# BRIEF
Return the material word for word. Do not include pictures.

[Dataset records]
►

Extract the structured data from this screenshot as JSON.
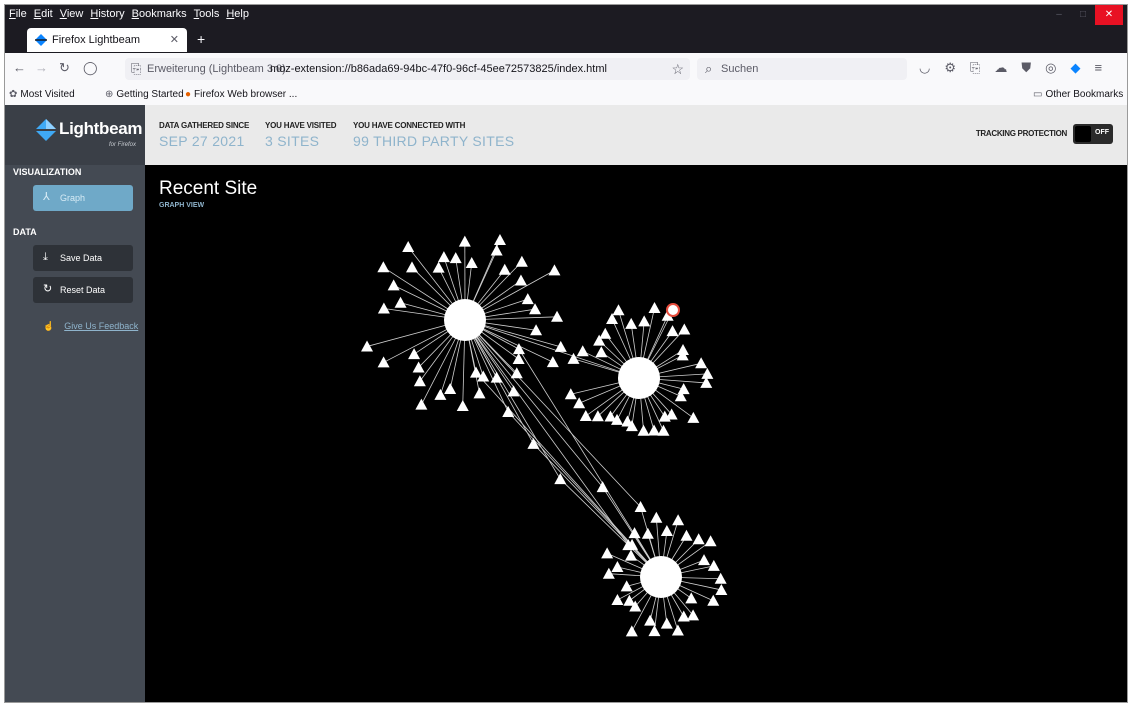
{
  "browser": {
    "menu": [
      "File",
      "Edit",
      "View",
      "History",
      "Bookmarks",
      "Tools",
      "Help"
    ],
    "tab_title": "Firefox Lightbeam",
    "url_prefix": "Erweiterung (Lightbeam 3.0)",
    "url": "moz-extension://b86ada69-94bc-47f0-96cf-45ee72573825/index.html",
    "search_placeholder": "Suchen",
    "bookmarks": [
      "Most Visited",
      "Getting Started",
      "Firefox Web browser ...",
      "Other Bookmarks"
    ]
  },
  "app": {
    "logo_name": "Lightbeam",
    "logo_sub": "for Firefox",
    "visualization_heading": "VISUALIZATION",
    "graph_label": "Graph",
    "data_heading": "DATA",
    "save_label": "Save Data",
    "reset_label": "Reset Data",
    "feedback_label": "Give Us Feedback",
    "stats": [
      {
        "label": "DATA GATHERED SINCE",
        "value": "SEP 27 2021"
      },
      {
        "label": "YOU HAVE VISITED",
        "value": "3 SITES"
      },
      {
        "label": "YOU HAVE CONNECTED WITH",
        "value": "99 THIRD PARTY SITES"
      }
    ],
    "tracking_label": "TRACKING PROTECTION",
    "tracking_state": "OFF",
    "view_title": "Recent Site",
    "view_subtitle": "GRAPH VIEW"
  },
  "graph": {
    "visited_sites": 3,
    "third_party_count": 99
  },
  "colors": {
    "accent": "#6fa9c8",
    "accent_text": "#8fb4cc",
    "sidebar": "#444a53",
    "canvas": "#000000",
    "header": "#eaeaea"
  }
}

◄

# RESULT FOR THIS TASK
Extract the structured data from this screenshot as JSON.
{
  "browser": {
    "menu": [
      "File",
      "Edit",
      "View",
      "History",
      "Bookmarks",
      "Tools",
      "Help"
    ],
    "tab_title": "Firefox Lightbeam",
    "url_prefix": "Erweiterung (Lightbeam 3.0)",
    "url": "moz-extension://b86ada69-94bc-47f0-96cf-45ee72573825/index.html",
    "search_placeholder": "Suchen",
    "bookmarks": [
      "Most Visited",
      "Getting Started",
      "Firefox Web browser ...",
      "Other Bookmarks"
    ]
  },
  "app": {
    "logo_name": "Lightbeam",
    "logo_sub": "for Firefox",
    "visualization_heading": "VISUALIZATION",
    "graph_label": "Graph",
    "data_heading": "DATA",
    "save_label": "Save Data",
    "reset_label": "Reset Data",
    "feedback_label": "Give Us Feedback",
    "stats": [
      {
        "label": "DATA GATHERED SINCE",
        "value": "SEP 27 2021"
      },
      {
        "label": "YOU HAVE VISITED",
        "value": "3 SITES"
      },
      {
        "label": "YOU HAVE CONNECTED WITH",
        "value": "99 THIRD PARTY SITES"
      }
    ],
    "tracking_label": "TRACKING PROTECTION",
    "tracking_state": "OFF",
    "view_title": "Recent Site",
    "view_subtitle": "GRAPH VIEW"
  },
  "graph": {
    "visited_sites": 3,
    "third_party_count": 99
  },
  "colors": {
    "accent": "#6fa9c8",
    "accent_text": "#8fb4cc",
    "sidebar": "#444a53",
    "canvas": "#000000",
    "header": "#eaeaea"
  }
}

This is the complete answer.